The task:
Give all the lines below again, exactly, with no pictures.

[Figure record extracts]
--- --- ---

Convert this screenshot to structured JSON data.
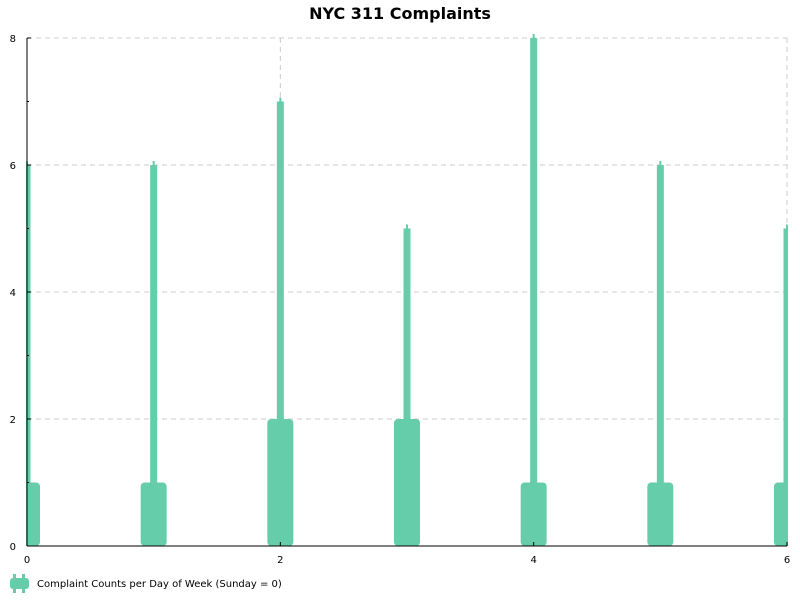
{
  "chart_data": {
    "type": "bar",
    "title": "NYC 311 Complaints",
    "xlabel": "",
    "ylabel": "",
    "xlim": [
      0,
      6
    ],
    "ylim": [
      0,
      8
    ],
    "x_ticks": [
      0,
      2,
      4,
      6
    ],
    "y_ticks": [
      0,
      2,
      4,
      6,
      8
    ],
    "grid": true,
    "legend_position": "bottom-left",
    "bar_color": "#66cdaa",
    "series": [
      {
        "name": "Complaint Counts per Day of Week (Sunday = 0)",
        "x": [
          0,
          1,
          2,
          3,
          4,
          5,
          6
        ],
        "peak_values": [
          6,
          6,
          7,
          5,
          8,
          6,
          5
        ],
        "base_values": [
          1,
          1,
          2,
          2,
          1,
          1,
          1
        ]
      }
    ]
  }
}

--- --- ---

Task output:
Convert this screenshot to structured JSON data.
{
  "chart_data": {
    "type": "bar",
    "title": "NYC 311 Complaints",
    "xlabel": "",
    "ylabel": "",
    "xlim": [
      0,
      6
    ],
    "ylim": [
      0,
      8
    ],
    "x_ticks": [
      0,
      2,
      4,
      6
    ],
    "y_ticks": [
      0,
      2,
      4,
      6,
      8
    ],
    "grid": true,
    "legend_position": "bottom-left",
    "bar_color": "#66cdaa",
    "series": [
      {
        "name": "Complaint Counts per Day of Week (Sunday = 0)",
        "x": [
          0,
          1,
          2,
          3,
          4,
          5,
          6
        ],
        "peak_values": [
          6,
          6,
          7,
          5,
          8,
          6,
          5
        ],
        "base_values": [
          1,
          1,
          2,
          2,
          1,
          1,
          1
        ]
      }
    ]
  }
}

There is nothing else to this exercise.